YOUR INSTRUCTIONS:
Transcribe the material in full. Nothing should differ except that the pictures are left out.

Collected data entries

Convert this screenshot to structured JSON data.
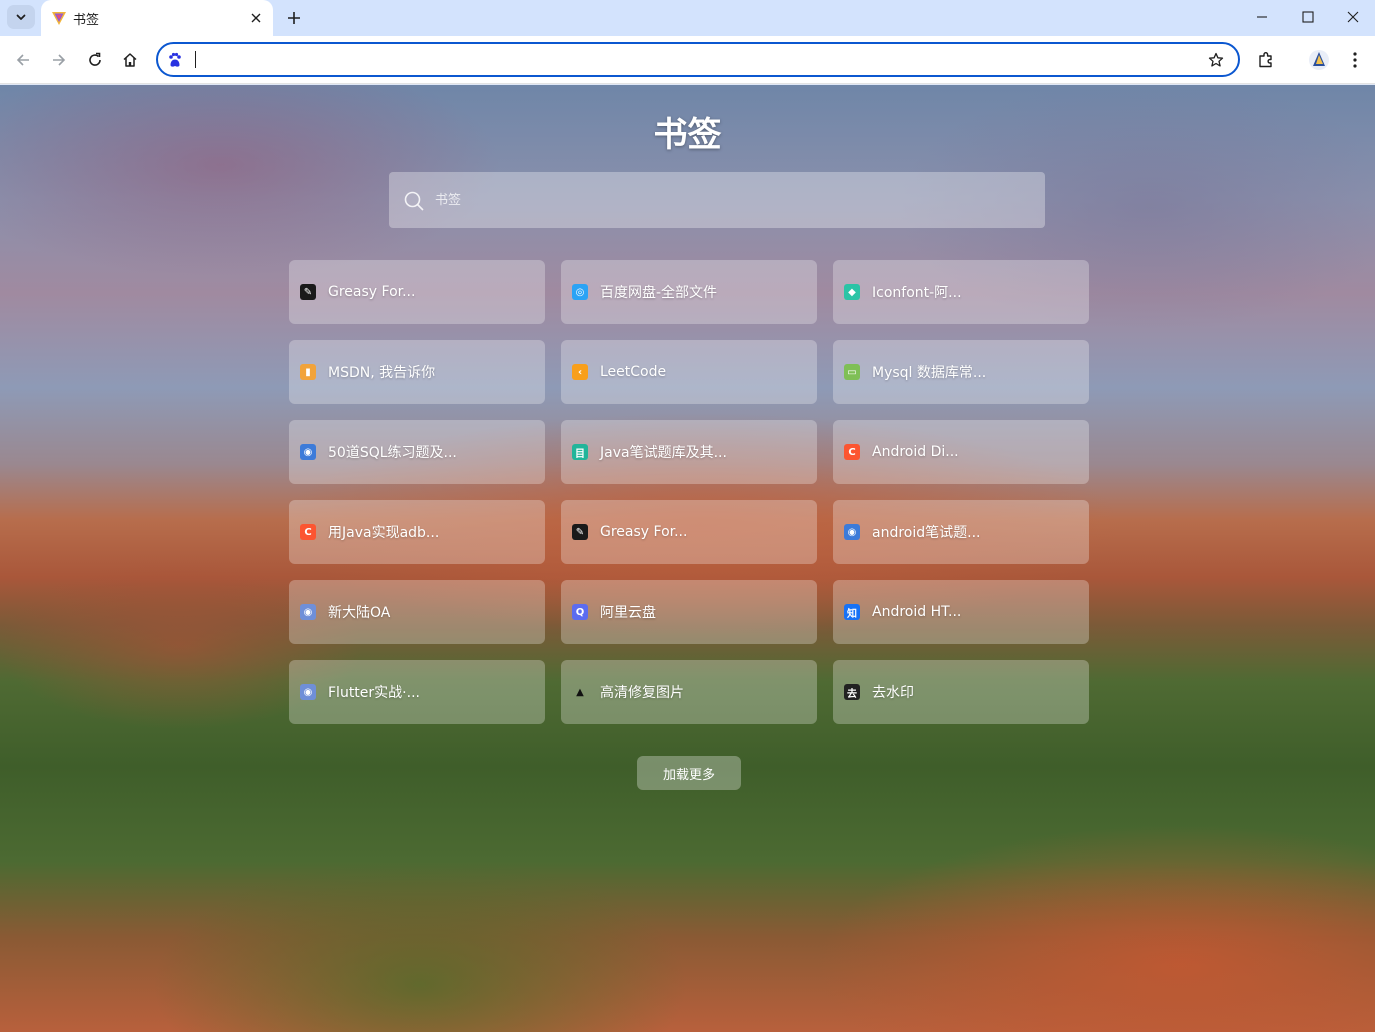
{
  "browser": {
    "tab": {
      "title": "书签",
      "favicon": "vivaldi-style-icon"
    },
    "omnibox": {
      "value": "",
      "placeholder": "",
      "site_icon": "baidu-paw-icon"
    }
  },
  "page": {
    "title": "书签",
    "search": {
      "placeholder": "书签"
    },
    "bookmarks": [
      {
        "label": "Greasy For...",
        "icon": "greasy-fork-icon",
        "color": "#1a1a1a"
      },
      {
        "label": "百度网盘-全部文件",
        "icon": "baidu-netdisk-icon",
        "color": "#2aa3f5"
      },
      {
        "label": "Iconfont-阿...",
        "icon": "iconfont-icon",
        "color": "#2bc4a6"
      },
      {
        "label": "MSDN, 我告诉你",
        "icon": "msdn-icon",
        "color": "#f2a33a"
      },
      {
        "label": "LeetCode",
        "icon": "leetcode-icon",
        "color": "#f89f1b"
      },
      {
        "label": "Mysql 数据库常...",
        "icon": "mysql-icon",
        "color": "#7fbf56"
      },
      {
        "label": "50道SQL练习题及...",
        "icon": "globe-icon",
        "color": "#3d7bd9"
      },
      {
        "label": "Java笔试题库及其...",
        "icon": "java-quiz-icon",
        "color": "#22b59a"
      },
      {
        "label": "Android Di...",
        "icon": "csdn-icon",
        "color": "#fc5531"
      },
      {
        "label": "用Java实现adb...",
        "icon": "csdn-icon",
        "color": "#fc5531"
      },
      {
        "label": "Greasy For...",
        "icon": "greasy-fork-icon",
        "color": "#1a1a1a"
      },
      {
        "label": "android笔试题...",
        "icon": "globe-icon",
        "color": "#3d7bd9"
      },
      {
        "label": "新大陆OA",
        "icon": "globe-icon",
        "color": "#6f8fd8"
      },
      {
        "label": "阿里云盘",
        "icon": "aliyun-drive-icon",
        "color": "#5b6cf0"
      },
      {
        "label": "Android HT...",
        "icon": "zhihu-icon",
        "color": "#1772f6"
      },
      {
        "label": "Flutter实战·...",
        "icon": "globe-icon",
        "color": "#6f8fd8"
      },
      {
        "label": "高清修复图片",
        "icon": "triangle-icon",
        "color": "#111111"
      },
      {
        "label": "去水印",
        "icon": "watermark-icon",
        "color": "#222222"
      }
    ],
    "load_more_label": "加载更多"
  }
}
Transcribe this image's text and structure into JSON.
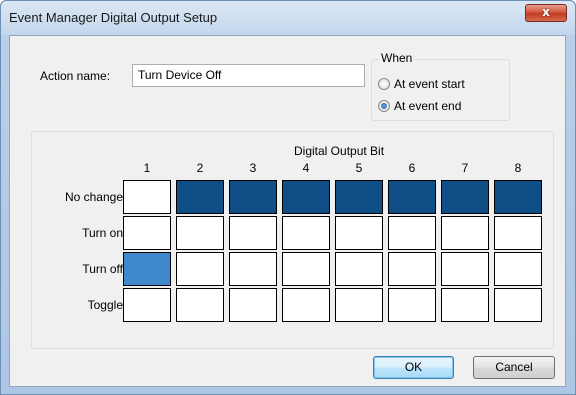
{
  "window": {
    "title": "Event Manager Digital Output Setup",
    "close_glyph": "x"
  },
  "form": {
    "action_label": "Action name:",
    "action_value": "Turn Device Off"
  },
  "when": {
    "legend": "When",
    "options": [
      {
        "label": "At event start",
        "checked": false
      },
      {
        "label": "At event end",
        "checked": true
      }
    ]
  },
  "grid": {
    "title": "Digital Output Bit",
    "columns": [
      "1",
      "2",
      "3",
      "4",
      "5",
      "6",
      "7",
      "8"
    ],
    "rows": [
      "No change",
      "Turn on",
      "Turn off",
      "Toggle"
    ],
    "selection": [
      "Turn off",
      "No change",
      "No change",
      "No change",
      "No change",
      "No change",
      "No change",
      "No change"
    ]
  },
  "buttons": {
    "ok": "OK",
    "cancel": "Cancel"
  },
  "colors": {
    "selected": "#0f4f85",
    "selected_focus": "#3f88cf"
  }
}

TASK SOLUTION:
Convert this screenshot to structured JSON data.
{
  "browser": {
    "tab": {
      "title": "书签",
      "favicon": "vivaldi-style-icon"
    },
    "omnibox": {
      "value": "",
      "placeholder": "",
      "site_icon": "baidu-paw-icon"
    }
  },
  "page": {
    "title": "书签",
    "search": {
      "placeholder": "书签"
    },
    "bookmarks": [
      {
        "label": "Greasy For...",
        "icon": "greasy-fork-icon",
        "color": "#1a1a1a"
      },
      {
        "label": "百度网盘-全部文件",
        "icon": "baidu-netdisk-icon",
        "color": "#2aa3f5"
      },
      {
        "label": "Iconfont-阿...",
        "icon": "iconfont-icon",
        "color": "#2bc4a6"
      },
      {
        "label": "MSDN, 我告诉你",
        "icon": "msdn-icon",
        "color": "#f2a33a"
      },
      {
        "label": "LeetCode",
        "icon": "leetcode-icon",
        "color": "#f89f1b"
      },
      {
        "label": "Mysql 数据库常...",
        "icon": "mysql-icon",
        "color": "#7fbf56"
      },
      {
        "label": "50道SQL练习题及...",
        "icon": "globe-icon",
        "color": "#3d7bd9"
      },
      {
        "label": "Java笔试题库及其...",
        "icon": "java-quiz-icon",
        "color": "#22b59a"
      },
      {
        "label": "Android Di...",
        "icon": "csdn-icon",
        "color": "#fc5531"
      },
      {
        "label": "用Java实现adb...",
        "icon": "csdn-icon",
        "color": "#fc5531"
      },
      {
        "label": "Greasy For...",
        "icon": "greasy-fork-icon",
        "color": "#1a1a1a"
      },
      {
        "label": "android笔试题...",
        "icon": "globe-icon",
        "color": "#3d7bd9"
      },
      {
        "label": "新大陆OA",
        "icon": "globe-icon",
        "color": "#6f8fd8"
      },
      {
        "label": "阿里云盘",
        "icon": "aliyun-drive-icon",
        "color": "#5b6cf0"
      },
      {
        "label": "Android HT...",
        "icon": "zhihu-icon",
        "color": "#1772f6"
      },
      {
        "label": "Flutter实战·...",
        "icon": "globe-icon",
        "color": "#6f8fd8"
      },
      {
        "label": "高清修复图片",
        "icon": "triangle-icon",
        "color": "#111111"
      },
      {
        "label": "去水印",
        "icon": "watermark-icon",
        "color": "#222222"
      }
    ],
    "load_more_label": "加载更多"
  }
}
Transcribe this image's text and structure into JSON.
{
  "window": {
    "title": "Event Manager Digital Output Setup",
    "close_glyph": "x"
  },
  "form": {
    "action_label": "Action name:",
    "action_value": "Turn Device Off"
  },
  "when": {
    "legend": "When",
    "options": [
      {
        "label": "At event start",
        "checked": false
      },
      {
        "label": "At event end",
        "checked": true
      }
    ]
  },
  "grid": {
    "title": "Digital Output Bit",
    "columns": [
      "1",
      "2",
      "3",
      "4",
      "5",
      "6",
      "7",
      "8"
    ],
    "rows": [
      "No change",
      "Turn on",
      "Turn off",
      "Toggle"
    ],
    "selection": [
      "Turn off",
      "No change",
      "No change",
      "No change",
      "No change",
      "No change",
      "No change",
      "No change"
    ]
  },
  "buttons": {
    "ok": "OK",
    "cancel": "Cancel"
  },
  "colors": {
    "selected": "#0f4f85",
    "selected_focus": "#3f88cf"
  }
}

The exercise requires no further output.